[Structured figure records]
- - - -

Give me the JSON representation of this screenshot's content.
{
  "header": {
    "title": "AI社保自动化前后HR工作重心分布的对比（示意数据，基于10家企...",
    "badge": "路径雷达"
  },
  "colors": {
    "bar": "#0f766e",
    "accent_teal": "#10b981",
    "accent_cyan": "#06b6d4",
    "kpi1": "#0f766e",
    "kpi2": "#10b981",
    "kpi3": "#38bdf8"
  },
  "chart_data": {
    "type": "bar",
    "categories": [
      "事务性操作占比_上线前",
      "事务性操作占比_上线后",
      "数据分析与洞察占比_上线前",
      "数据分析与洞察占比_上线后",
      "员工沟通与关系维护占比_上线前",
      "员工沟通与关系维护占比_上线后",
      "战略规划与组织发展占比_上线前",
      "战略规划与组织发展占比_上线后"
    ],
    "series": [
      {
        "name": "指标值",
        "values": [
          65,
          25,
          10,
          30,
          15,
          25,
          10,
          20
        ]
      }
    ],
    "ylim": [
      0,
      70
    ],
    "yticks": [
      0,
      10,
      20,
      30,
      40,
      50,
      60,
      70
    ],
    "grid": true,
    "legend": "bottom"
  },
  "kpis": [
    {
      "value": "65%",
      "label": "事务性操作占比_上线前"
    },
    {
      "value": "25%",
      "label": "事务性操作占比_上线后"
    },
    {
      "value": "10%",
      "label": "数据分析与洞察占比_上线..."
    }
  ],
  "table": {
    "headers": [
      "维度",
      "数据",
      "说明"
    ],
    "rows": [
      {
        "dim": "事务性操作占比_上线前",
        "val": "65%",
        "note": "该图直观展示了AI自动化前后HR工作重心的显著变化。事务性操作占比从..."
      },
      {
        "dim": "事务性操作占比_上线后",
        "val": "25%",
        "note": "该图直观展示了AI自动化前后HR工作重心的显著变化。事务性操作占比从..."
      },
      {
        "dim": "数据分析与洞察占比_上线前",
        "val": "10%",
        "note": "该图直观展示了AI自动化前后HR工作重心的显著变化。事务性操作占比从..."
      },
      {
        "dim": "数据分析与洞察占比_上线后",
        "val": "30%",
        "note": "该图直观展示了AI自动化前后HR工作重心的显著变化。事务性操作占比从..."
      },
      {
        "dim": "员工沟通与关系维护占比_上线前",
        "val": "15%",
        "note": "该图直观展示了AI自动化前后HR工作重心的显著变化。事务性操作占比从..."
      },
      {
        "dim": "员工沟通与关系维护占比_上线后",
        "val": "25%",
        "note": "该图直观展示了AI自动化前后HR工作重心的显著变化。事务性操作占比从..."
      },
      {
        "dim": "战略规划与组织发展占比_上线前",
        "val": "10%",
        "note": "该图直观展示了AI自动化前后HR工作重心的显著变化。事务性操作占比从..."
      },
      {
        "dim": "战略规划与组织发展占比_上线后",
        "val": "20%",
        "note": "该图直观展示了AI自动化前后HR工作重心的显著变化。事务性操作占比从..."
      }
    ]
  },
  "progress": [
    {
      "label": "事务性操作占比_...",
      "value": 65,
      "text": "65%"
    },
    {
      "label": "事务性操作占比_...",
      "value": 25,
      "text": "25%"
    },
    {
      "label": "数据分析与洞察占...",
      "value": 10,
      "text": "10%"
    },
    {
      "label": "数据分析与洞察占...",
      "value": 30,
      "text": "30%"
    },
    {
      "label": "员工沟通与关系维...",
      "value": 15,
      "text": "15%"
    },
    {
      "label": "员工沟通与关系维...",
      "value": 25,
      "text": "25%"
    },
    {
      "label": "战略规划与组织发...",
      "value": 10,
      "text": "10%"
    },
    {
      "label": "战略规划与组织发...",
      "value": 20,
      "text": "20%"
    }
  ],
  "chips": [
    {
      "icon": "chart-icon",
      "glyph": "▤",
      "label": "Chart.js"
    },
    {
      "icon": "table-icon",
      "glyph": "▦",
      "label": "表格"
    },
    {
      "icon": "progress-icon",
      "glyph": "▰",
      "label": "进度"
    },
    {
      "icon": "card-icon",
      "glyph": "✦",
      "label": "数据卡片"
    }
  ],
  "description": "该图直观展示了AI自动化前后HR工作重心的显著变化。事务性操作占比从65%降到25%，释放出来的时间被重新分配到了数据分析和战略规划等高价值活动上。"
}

- - - -

**Exercise goal**
Of the lines in the listing, how many hold the word "text"? Nothing but the number is needed.

**Solution to this exercise**
8